WORK REQUIRED: Identify the lines that include the word "hold", then copy all of them.

Items from a data source

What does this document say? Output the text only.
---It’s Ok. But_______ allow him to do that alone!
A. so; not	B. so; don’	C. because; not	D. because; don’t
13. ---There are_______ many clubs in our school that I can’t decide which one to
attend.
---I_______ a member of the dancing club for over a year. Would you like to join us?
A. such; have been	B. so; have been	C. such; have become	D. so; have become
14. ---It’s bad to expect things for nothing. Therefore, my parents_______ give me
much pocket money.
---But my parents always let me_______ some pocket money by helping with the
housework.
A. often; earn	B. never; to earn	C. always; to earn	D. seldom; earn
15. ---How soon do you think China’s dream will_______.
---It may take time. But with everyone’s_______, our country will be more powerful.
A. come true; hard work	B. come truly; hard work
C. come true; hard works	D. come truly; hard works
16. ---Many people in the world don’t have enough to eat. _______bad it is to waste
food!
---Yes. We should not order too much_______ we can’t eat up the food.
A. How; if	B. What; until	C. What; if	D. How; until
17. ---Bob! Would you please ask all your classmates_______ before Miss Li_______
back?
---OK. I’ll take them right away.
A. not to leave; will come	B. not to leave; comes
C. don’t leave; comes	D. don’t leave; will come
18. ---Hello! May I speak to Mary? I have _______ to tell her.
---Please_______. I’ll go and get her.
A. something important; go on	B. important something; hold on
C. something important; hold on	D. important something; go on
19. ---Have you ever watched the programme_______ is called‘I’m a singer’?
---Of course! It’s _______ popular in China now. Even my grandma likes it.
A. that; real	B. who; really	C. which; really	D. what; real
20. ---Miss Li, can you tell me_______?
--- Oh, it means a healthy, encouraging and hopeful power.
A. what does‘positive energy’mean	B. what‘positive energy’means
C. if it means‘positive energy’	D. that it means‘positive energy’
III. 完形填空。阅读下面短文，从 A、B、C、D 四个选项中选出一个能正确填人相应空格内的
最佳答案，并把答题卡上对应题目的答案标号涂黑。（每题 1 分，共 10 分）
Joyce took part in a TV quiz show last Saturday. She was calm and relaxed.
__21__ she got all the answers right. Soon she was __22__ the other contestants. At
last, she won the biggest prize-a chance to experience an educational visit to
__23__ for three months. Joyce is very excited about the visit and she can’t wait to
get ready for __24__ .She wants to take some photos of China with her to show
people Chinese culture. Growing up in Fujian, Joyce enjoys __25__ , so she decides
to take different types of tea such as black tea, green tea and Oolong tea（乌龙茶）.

---

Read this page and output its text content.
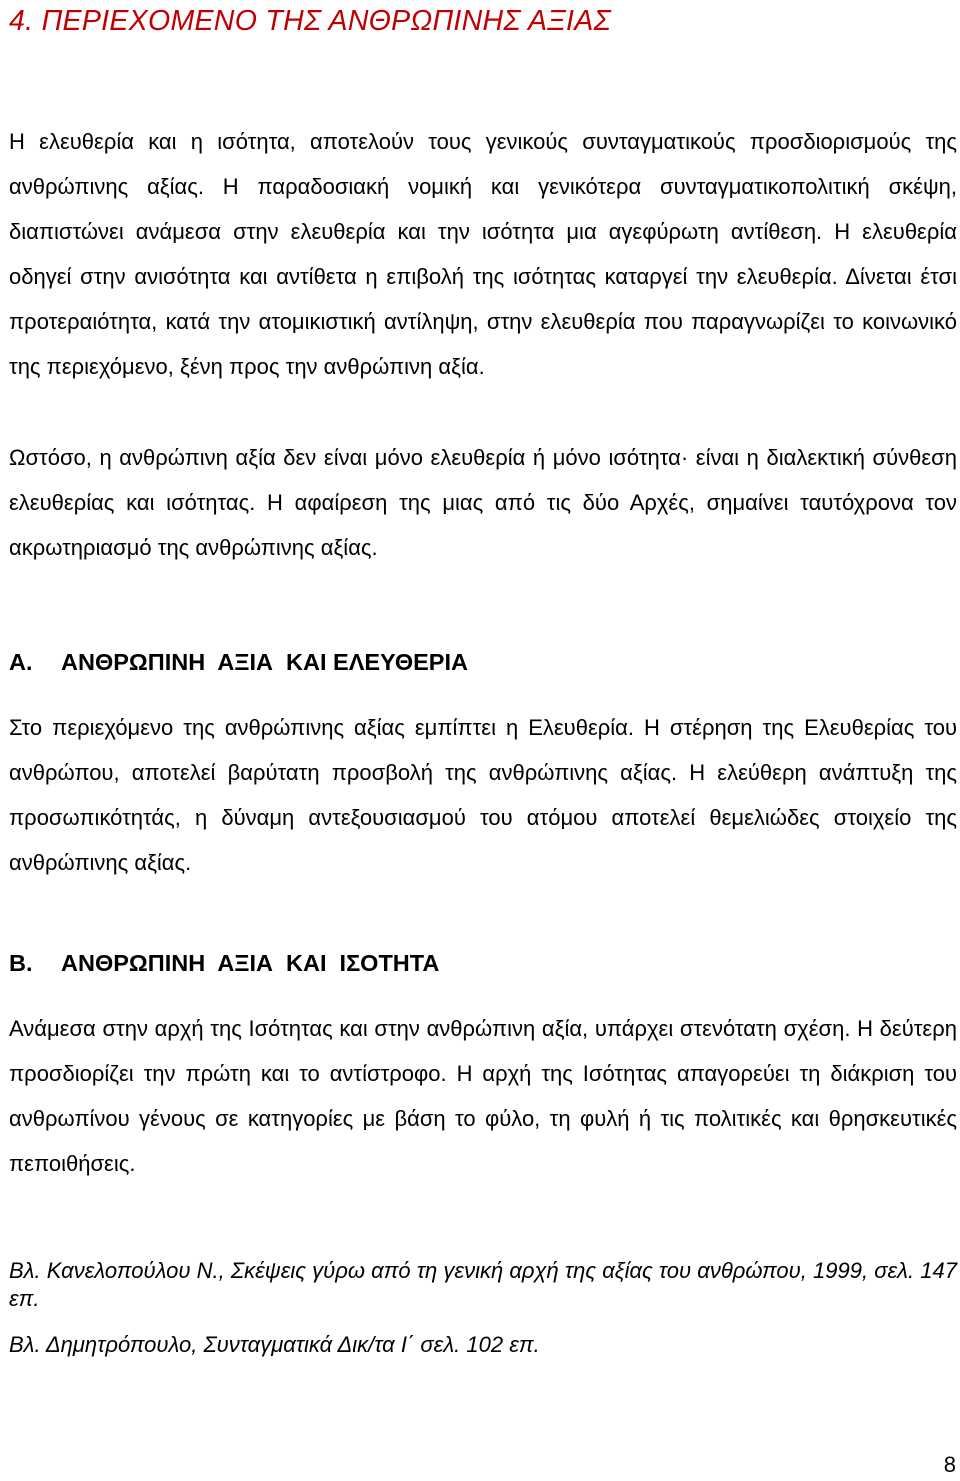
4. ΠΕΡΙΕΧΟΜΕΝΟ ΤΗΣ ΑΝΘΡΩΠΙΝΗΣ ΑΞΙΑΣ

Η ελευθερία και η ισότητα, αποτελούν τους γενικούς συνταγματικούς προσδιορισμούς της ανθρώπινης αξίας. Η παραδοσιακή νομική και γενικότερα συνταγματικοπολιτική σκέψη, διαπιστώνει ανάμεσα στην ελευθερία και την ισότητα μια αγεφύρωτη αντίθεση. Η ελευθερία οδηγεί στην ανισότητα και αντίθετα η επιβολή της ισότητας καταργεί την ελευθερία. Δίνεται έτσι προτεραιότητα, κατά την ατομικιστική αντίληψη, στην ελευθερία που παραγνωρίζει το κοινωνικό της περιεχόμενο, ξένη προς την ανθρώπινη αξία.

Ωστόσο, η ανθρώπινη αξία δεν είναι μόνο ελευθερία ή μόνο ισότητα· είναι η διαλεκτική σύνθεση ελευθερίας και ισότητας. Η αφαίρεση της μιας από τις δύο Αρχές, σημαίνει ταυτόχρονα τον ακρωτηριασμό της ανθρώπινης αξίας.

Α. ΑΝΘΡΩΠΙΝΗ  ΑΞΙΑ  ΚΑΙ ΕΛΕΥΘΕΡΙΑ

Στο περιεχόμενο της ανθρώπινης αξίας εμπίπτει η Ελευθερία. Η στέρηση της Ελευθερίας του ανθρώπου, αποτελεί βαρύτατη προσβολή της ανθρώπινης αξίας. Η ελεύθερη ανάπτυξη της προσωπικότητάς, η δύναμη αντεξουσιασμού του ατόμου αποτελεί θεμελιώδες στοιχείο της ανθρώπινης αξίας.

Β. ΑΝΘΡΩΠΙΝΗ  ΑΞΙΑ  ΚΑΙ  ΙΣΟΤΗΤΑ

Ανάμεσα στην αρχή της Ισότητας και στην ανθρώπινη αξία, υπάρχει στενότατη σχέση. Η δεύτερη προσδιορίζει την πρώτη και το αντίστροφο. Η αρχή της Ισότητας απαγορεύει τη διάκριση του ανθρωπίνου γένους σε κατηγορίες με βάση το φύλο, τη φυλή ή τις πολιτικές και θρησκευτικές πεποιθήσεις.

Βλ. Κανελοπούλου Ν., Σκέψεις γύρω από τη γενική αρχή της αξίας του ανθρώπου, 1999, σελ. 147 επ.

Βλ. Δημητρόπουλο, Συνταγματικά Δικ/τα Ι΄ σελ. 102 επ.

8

CORRECT ANSWER:
A. something important; go on	B. important something; hold on
C. something important; hold on	D. important something; go on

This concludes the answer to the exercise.